_INPUT_.
-- START --

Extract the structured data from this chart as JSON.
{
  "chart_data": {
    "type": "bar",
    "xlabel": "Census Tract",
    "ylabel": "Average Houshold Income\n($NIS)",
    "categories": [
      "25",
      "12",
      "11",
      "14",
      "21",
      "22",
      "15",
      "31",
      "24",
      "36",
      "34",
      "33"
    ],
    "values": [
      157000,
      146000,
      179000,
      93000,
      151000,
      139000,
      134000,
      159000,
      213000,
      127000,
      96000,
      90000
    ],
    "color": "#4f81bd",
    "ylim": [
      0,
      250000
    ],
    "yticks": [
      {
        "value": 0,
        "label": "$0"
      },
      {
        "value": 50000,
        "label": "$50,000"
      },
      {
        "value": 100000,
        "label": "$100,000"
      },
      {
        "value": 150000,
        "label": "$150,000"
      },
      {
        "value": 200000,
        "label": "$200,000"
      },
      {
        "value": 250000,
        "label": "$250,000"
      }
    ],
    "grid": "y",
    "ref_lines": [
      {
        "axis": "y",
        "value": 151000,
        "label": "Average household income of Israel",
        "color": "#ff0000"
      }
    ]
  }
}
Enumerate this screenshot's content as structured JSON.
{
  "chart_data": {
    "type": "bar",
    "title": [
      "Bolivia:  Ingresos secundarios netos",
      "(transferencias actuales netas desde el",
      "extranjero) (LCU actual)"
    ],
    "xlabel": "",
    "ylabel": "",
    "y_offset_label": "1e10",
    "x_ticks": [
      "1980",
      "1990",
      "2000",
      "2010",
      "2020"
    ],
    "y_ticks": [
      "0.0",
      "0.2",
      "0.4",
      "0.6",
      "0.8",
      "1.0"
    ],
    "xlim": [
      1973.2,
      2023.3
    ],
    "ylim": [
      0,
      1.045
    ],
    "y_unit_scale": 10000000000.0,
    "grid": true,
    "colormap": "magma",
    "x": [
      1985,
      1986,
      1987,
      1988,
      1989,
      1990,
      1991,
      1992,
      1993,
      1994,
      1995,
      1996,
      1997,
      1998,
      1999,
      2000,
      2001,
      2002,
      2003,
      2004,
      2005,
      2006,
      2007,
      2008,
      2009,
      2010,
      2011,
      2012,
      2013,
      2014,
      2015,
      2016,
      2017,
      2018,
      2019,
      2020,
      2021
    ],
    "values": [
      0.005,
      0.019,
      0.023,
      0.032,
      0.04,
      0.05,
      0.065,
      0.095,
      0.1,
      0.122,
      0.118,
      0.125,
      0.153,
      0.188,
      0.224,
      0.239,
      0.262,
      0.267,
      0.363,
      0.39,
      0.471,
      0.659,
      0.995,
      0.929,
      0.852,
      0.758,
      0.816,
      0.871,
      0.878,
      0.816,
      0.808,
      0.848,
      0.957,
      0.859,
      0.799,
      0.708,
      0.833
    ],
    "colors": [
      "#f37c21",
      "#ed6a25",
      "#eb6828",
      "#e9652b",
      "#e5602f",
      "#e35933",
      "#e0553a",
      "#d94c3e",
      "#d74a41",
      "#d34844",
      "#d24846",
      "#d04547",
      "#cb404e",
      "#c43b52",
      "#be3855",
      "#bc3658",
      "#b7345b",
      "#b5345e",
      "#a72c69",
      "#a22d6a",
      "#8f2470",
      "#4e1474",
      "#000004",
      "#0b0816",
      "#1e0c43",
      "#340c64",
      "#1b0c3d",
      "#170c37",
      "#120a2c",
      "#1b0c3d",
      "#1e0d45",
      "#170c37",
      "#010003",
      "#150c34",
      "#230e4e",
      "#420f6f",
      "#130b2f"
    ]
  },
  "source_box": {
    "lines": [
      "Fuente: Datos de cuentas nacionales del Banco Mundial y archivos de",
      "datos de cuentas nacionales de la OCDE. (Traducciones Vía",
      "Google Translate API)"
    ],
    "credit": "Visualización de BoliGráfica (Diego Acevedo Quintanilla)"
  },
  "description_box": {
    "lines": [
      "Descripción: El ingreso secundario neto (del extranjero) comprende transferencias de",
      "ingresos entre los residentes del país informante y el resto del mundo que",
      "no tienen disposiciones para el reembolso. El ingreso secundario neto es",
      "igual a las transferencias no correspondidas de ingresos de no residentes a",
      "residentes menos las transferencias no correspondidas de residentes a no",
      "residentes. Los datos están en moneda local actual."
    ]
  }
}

-- END --

_WHAT THE EXERCISE ASKS_. Find and count the lines of the data that include the string "residentes", and report that figure by itself.

_WRITTEN SOLUTION_. 4